Exercise directions :: Return every record verbatim.

A run of records
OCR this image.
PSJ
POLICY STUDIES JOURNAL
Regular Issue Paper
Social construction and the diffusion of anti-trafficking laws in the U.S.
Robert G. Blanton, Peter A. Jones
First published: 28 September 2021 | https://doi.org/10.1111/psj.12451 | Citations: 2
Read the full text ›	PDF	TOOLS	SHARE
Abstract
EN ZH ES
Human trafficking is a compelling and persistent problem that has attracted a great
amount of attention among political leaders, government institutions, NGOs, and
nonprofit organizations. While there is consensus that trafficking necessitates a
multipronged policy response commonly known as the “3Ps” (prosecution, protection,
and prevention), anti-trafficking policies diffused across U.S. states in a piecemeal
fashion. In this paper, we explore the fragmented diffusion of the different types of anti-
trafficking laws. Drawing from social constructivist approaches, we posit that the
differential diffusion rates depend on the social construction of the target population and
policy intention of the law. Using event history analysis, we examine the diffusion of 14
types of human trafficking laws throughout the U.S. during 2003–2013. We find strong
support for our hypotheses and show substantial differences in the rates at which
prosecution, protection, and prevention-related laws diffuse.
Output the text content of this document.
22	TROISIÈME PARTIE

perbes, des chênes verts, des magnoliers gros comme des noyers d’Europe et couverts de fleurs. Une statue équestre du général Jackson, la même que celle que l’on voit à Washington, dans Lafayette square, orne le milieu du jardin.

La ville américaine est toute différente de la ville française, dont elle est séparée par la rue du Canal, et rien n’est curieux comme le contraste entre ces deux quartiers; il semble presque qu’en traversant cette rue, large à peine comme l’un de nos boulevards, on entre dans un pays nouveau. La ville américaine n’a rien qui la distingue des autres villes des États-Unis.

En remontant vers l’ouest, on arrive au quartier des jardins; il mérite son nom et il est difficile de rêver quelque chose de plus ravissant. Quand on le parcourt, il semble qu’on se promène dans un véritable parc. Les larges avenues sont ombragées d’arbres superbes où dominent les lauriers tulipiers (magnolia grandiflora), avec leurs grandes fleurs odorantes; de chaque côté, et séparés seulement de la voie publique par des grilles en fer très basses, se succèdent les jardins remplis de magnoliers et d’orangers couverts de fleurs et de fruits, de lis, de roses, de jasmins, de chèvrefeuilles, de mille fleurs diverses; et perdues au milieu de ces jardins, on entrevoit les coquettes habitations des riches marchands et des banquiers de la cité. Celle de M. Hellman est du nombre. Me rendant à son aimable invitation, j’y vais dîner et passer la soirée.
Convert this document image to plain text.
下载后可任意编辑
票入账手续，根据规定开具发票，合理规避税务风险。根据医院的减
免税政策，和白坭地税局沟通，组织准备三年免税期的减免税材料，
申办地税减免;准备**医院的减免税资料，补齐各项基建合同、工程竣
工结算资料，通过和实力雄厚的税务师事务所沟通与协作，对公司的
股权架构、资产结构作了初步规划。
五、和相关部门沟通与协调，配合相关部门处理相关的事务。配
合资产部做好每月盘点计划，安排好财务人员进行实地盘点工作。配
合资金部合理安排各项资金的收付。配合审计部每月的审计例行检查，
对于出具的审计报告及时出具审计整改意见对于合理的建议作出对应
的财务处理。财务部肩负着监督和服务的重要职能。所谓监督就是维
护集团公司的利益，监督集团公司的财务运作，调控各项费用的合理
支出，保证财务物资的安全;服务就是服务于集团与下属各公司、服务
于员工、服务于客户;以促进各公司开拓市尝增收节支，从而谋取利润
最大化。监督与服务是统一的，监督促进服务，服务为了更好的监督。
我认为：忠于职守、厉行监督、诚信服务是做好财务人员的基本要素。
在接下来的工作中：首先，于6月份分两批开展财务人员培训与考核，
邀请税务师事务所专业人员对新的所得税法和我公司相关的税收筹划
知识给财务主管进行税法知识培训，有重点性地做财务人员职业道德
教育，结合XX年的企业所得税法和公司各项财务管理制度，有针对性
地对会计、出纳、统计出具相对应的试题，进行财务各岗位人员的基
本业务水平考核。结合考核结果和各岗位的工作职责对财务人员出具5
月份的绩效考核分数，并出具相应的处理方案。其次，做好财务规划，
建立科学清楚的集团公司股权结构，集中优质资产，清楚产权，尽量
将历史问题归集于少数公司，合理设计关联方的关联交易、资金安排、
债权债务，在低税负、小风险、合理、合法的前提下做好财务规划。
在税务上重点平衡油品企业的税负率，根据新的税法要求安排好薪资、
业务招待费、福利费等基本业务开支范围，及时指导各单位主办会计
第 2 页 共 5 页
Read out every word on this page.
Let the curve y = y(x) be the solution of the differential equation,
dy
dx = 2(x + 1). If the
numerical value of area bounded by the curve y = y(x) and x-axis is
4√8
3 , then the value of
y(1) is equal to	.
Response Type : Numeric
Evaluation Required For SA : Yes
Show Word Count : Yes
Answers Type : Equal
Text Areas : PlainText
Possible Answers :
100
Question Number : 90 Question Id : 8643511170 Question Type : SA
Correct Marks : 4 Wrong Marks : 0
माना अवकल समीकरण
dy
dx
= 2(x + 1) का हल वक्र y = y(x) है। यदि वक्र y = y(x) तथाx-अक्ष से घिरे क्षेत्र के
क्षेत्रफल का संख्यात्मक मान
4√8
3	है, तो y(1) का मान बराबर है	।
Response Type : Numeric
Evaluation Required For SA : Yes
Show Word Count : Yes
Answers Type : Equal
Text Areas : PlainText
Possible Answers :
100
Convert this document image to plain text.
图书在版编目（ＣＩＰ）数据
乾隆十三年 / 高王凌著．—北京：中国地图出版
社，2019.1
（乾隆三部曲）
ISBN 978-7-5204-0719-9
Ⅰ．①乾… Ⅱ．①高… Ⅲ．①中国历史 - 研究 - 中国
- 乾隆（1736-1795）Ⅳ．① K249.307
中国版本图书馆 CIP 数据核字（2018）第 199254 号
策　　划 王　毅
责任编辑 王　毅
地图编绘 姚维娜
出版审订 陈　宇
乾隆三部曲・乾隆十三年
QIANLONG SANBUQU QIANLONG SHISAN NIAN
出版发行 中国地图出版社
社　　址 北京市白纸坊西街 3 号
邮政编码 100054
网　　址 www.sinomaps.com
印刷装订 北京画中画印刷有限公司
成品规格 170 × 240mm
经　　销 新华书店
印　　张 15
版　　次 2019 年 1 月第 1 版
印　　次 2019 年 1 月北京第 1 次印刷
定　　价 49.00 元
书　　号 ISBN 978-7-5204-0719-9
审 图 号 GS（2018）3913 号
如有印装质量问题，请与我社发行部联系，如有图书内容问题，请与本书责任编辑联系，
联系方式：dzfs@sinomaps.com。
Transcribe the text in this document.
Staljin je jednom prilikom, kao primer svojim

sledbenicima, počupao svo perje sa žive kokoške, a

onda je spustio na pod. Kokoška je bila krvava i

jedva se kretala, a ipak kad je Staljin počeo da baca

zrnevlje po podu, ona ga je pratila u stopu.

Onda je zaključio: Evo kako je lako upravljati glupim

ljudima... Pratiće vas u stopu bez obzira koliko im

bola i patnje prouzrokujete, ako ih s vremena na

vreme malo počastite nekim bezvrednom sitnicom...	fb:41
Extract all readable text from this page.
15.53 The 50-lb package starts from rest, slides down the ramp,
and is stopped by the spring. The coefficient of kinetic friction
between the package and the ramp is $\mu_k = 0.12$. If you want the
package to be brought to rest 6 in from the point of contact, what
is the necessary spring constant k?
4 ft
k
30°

Response to this exercise ::
OCR this image.
PSJ
POLICY STUDIES JOURNAL
Regular Issue Paper
Social construction and the diffusion of anti-trafficking laws in the U.S.
Robert G. Blanton, Peter A. Jones
First published: 28 September 2021 | https://doi.org/10.1111/psj.12451 | Citations: 2
Read the full text ›	PDF	TOOLS	SHARE
Abstract
EN ZH ES
Human trafficking is a compelling and persistent problem that has attracted a great
amount of attention among political leaders, government institutions, NGOs, and
nonprofit organizations. While there is consensus that trafficking necessitates a
multipronged policy response commonly known as the “3Ps” (prosecution, protection,
and prevention), anti-trafficking policies diffused across U.S. states in a piecemeal
fashion. In this paper, we explore the fragmented diffusion of the different types of anti-
trafficking laws. Drawing from social constructivist approaches, we posit that the
differential diffusion rates depend on the social construction of the target population and
policy intention of the law. Using event history analysis, we examine the diffusion of 14
types of human trafficking laws throughout the U.S. during 2003–2013. We find strong
support for our hypotheses and show substantial differences in the rates at which
prosecution, protection, and prevention-related laws diffuse.
Output the text content of this document.
22	TROISIÈME PARTIE

perbes, des chênes verts, des magnoliers gros comme des noyers d’Europe et couverts de fleurs. Une statue équestre du général Jackson, la même que celle que l’on voit à Washington, dans Lafayette square, orne le milieu du jardin.

La ville américaine est toute différente de la ville française, dont elle est séparée par la rue du Canal, et rien n’est curieux comme le contraste entre ces deux quartiers; il semble presque qu’en traversant cette rue, large à peine comme l’un de nos boulevards, on entre dans un pays nouveau. La ville américaine n’a rien qui la distingue des autres villes des États-Unis.

En remontant vers l’ouest, on arrive au quartier des jardins; il mérite son nom et il est difficile de rêver quelque chose de plus ravissant. Quand on le parcourt, il semble qu’on se promène dans un véritable parc. Les larges avenues sont ombragées d’arbres superbes où dominent les lauriers tulipiers (magnolia grandiflora), avec leurs grandes fleurs odorantes; de chaque côté, et séparés seulement de la voie publique par des grilles en fer très basses, se succèdent les jardins remplis de magnoliers et d’orangers couverts de fleurs et de fruits, de lis, de roses, de jasmins, de chèvrefeuilles, de mille fleurs diverses; et perdues au milieu de ces jardins, on entrevoit les coquettes habitations des riches marchands et des banquiers de la cité. Celle de M. Hellman est du nombre. Me rendant à son aimable invitation, j’y vais dîner et passer la soirée.
Convert this document image to plain text.
下载后可任意编辑
票入账手续，根据规定开具发票，合理规避税务风险。根据医院的减
免税政策，和白坭地税局沟通，组织准备三年免税期的减免税材料，
申办地税减免;准备**医院的减免税资料，补齐各项基建合同、工程竣
工结算资料，通过和实力雄厚的税务师事务所沟通与协作，对公司的
股权架构、资产结构作了初步规划。
五、和相关部门沟通与协调，配合相关部门处理相关的事务。配
合资产部做好每月盘点计划，安排好财务人员进行实地盘点工作。配
合资金部合理安排各项资金的收付。配合审计部每月的审计例行检查，
对于出具的审计报告及时出具审计整改意见对于合理的建议作出对应
的财务处理。财务部肩负着监督和服务的重要职能。所谓监督就是维
护集团公司的利益，监督集团公司的财务运作，调控各项费用的合理
支出，保证财务物资的安全;服务就是服务于集团与下属各公司、服务
于员工、服务于客户;以促进各公司开拓市尝增收节支，从而谋取利润
最大化。监督与服务是统一的，监督促进服务，服务为了更好的监督。
我认为：忠于职守、厉行监督、诚信服务是做好财务人员的基本要素。
在接下来的工作中：首先，于6月份分两批开展财务人员培训与考核，
邀请税务师事务所专业人员对新的所得税法和我公司相关的税收筹划
知识给财务主管进行税法知识培训，有重点性地做财务人员职业道德
教育，结合XX年的企业所得税法和公司各项财务管理制度，有针对性
地对会计、出纳、统计出具相对应的试题，进行财务各岗位人员的基
本业务水平考核。结合考核结果和各岗位的工作职责对财务人员出具5
月份的绩效考核分数，并出具相应的处理方案。其次，做好财务规划，
建立科学清楚的集团公司股权结构，集中优质资产，清楚产权，尽量
将历史问题归集于少数公司，合理设计关联方的关联交易、资金安排、
债权债务，在低税负、小风险、合理、合法的前提下做好财务规划。
在税务上重点平衡油品企业的税负率，根据新的税法要求安排好薪资、
业务招待费、福利费等基本业务开支范围，及时指导各单位主办会计
第 2 页 共 5 页
Read out every word on this page.
Let the curve y = y(x) be the solution of the differential equation,
dy
dx = 2(x + 1). If the
numerical value of area bounded by the curve y = y(x) and x-axis is
4√8
3 , then the value of
y(1) is equal to	.
Response Type : Numeric
Evaluation Required For SA : Yes
Show Word Count : Yes
Answers Type : Equal
Text Areas : PlainText
Possible Answers :
100
Question Number : 90 Question Id : 8643511170 Question Type : SA
Correct Marks : 4 Wrong Marks : 0
माना अवकल समीकरण
dy
dx
= 2(x + 1) का हल वक्र y = y(x) है। यदि वक्र y = y(x) तथाx-अक्ष से घिरे क्षेत्र के
क्षेत्रफल का संख्यात्मक मान
4√8
3	है, तो y(1) का मान बराबर है	।
Response Type : Numeric
Evaluation Required For SA : Yes
Show Word Count : Yes
Answers Type : Equal
Text Areas : PlainText
Possible Answers :
100
Convert this document image to plain text.
图书在版编目（ＣＩＰ）数据
乾隆十三年 / 高王凌著．—北京：中国地图出版
社，2019.1
（乾隆三部曲）
ISBN 978-7-5204-0719-9
Ⅰ．①乾… Ⅱ．①高… Ⅲ．①中国历史 - 研究 - 中国
- 乾隆（1736-1795）Ⅳ．① K249.307
中国版本图书馆 CIP 数据核字（2018）第 199254 号
策　　划 王　毅
责任编辑 王　毅
地图编绘 姚维娜
出版审订 陈　宇
乾隆三部曲・乾隆十三年
QIANLONG SANBUQU QIANLONG SHISAN NIAN
出版发行 中国地图出版社
社　　址 北京市白纸坊西街 3 号
邮政编码 100054
网　　址 www.sinomaps.com
印刷装订 北京画中画印刷有限公司
成品规格 170 × 240mm
经　　销 新华书店
印　　张 15
版　　次 2019 年 1 月第 1 版
印　　次 2019 年 1 月北京第 1 次印刷
定　　价 49.00 元
书　　号 ISBN 978-7-5204-0719-9
审 图 号 GS（2018）3913 号
如有印装质量问题，请与我社发行部联系，如有图书内容问题，请与本书责任编辑联系，
联系方式：dzfs@sinomaps.com。
Transcribe the text in this document.
Staljin je jednom prilikom, kao primer svojim

sledbenicima, počupao svo perje sa žive kokoške, a

onda je spustio na pod. Kokoška je bila krvava i

jedva se kretala, a ipak kad je Staljin počeo da baca

zrnevlje po podu, ona ga je pratila u stopu.

Onda je zaključio: Evo kako je lako upravljati glupim

ljudima... Pratiće vas u stopu bez obzira koliko im

bola i patnje prouzrokujete, ako ih s vremena na

vreme malo počastite nekim bezvrednom sitnicom...	fb:41
Extract all readable text from this page.
15.53 The 50-lb package starts from rest, slides down the ramp,
and is stopped by the spring. The coefficient of kinetic friction
between the package and the ramp is $\mu_k = 0.12$. If you want the
package to be brought to rest 6 in from the point of contact, what
is the necessary spring constant k?
4 ft
k
30°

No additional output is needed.